··· MATERIAL TO PROCESS ···

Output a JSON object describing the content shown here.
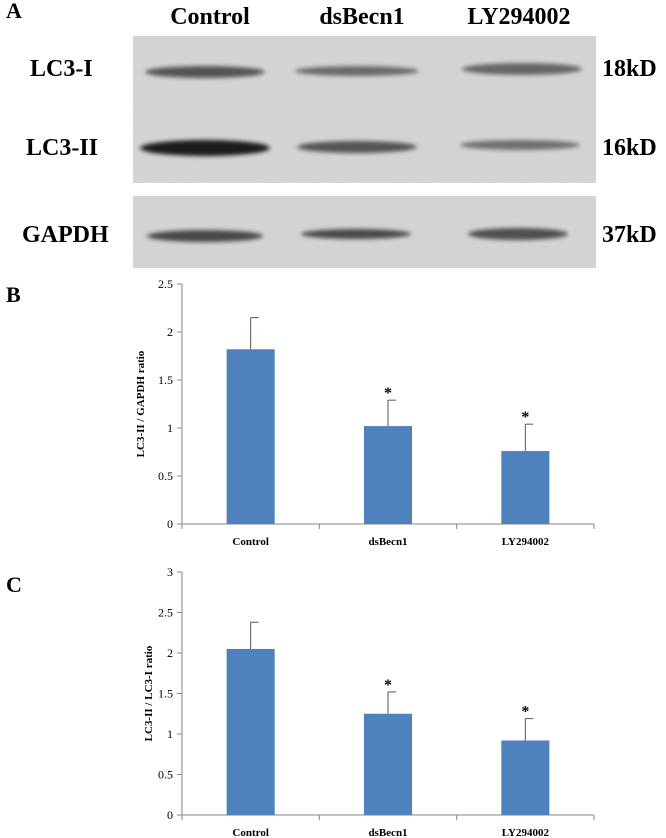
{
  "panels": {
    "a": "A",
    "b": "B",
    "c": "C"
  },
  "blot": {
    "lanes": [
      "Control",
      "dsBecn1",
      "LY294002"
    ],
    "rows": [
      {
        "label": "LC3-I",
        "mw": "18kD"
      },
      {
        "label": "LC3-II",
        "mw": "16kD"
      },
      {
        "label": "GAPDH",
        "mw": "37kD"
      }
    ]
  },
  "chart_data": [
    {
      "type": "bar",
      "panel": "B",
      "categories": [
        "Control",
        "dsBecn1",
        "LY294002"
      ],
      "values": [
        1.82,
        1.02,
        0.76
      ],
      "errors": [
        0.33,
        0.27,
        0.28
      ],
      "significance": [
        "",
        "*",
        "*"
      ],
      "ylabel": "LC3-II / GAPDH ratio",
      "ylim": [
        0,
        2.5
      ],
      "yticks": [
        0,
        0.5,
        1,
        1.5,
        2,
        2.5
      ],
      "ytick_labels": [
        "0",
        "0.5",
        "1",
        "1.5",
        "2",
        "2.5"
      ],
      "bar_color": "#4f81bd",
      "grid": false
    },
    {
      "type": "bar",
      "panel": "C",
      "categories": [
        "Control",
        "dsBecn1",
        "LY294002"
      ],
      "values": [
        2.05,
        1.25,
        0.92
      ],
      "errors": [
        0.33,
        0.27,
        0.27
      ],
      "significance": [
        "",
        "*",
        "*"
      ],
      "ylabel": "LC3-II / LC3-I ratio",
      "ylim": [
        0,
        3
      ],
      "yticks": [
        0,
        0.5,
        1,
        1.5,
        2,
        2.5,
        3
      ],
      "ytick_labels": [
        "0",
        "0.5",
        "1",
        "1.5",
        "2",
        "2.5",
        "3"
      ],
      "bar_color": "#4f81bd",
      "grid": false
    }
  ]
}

···

TASK TO COMPLETE:
Without the pictures, print the whole listing exactly as given.

WRITTEN RESPONSE:
Output a JSON object describing the content shown here.
{
  "panels": {
    "a": "A",
    "b": "B",
    "c": "C"
  },
  "blot": {
    "lanes": [
      "Control",
      "dsBecn1",
      "LY294002"
    ],
    "rows": [
      {
        "label": "LC3-I",
        "mw": "18kD"
      },
      {
        "label": "LC3-II",
        "mw": "16kD"
      },
      {
        "label": "GAPDH",
        "mw": "37kD"
      }
    ]
  },
  "chart_data": [
    {
      "type": "bar",
      "panel": "B",
      "categories": [
        "Control",
        "dsBecn1",
        "LY294002"
      ],
      "values": [
        1.82,
        1.02,
        0.76
      ],
      "errors": [
        0.33,
        0.27,
        0.28
      ],
      "significance": [
        "",
        "*",
        "*"
      ],
      "ylabel": "LC3-II / GAPDH ratio",
      "ylim": [
        0,
        2.5
      ],
      "yticks": [
        0,
        0.5,
        1,
        1.5,
        2,
        2.5
      ],
      "ytick_labels": [
        "0",
        "0.5",
        "1",
        "1.5",
        "2",
        "2.5"
      ],
      "bar_color": "#4f81bd",
      "grid": false
    },
    {
      "type": "bar",
      "panel": "C",
      "categories": [
        "Control",
        "dsBecn1",
        "LY294002"
      ],
      "values": [
        2.05,
        1.25,
        0.92
      ],
      "errors": [
        0.33,
        0.27,
        0.27
      ],
      "significance": [
        "",
        "*",
        "*"
      ],
      "ylabel": "LC3-II / LC3-I ratio",
      "ylim": [
        0,
        3
      ],
      "yticks": [
        0,
        0.5,
        1,
        1.5,
        2,
        2.5,
        3
      ],
      "ytick_labels": [
        "0",
        "0.5",
        "1",
        "1.5",
        "2",
        "2.5",
        "3"
      ],
      "bar_color": "#4f81bd",
      "grid": false
    }
  ]
}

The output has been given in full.